* Start WORKING DATA *

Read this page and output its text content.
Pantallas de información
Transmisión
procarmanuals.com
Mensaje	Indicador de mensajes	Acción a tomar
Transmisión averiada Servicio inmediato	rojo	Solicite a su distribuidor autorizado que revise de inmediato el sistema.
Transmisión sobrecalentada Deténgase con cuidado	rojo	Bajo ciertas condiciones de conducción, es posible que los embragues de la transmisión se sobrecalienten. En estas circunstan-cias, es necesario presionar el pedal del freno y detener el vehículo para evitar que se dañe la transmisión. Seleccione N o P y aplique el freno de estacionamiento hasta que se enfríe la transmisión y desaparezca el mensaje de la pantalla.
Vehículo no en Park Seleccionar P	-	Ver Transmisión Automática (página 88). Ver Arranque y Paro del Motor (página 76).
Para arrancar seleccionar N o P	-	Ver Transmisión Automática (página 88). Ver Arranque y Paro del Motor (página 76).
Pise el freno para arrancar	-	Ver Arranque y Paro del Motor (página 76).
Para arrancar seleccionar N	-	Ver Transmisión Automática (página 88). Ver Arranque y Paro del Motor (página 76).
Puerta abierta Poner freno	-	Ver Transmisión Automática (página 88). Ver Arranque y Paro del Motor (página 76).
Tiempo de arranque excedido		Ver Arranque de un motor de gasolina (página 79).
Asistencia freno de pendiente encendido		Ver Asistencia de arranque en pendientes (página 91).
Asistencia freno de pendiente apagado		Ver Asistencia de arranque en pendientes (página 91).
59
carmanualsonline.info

* End WORKING DATA *

Tally the lines in the entries above that hold the word "pendientes". Reply with nothing but that count.

» SOLUTION
2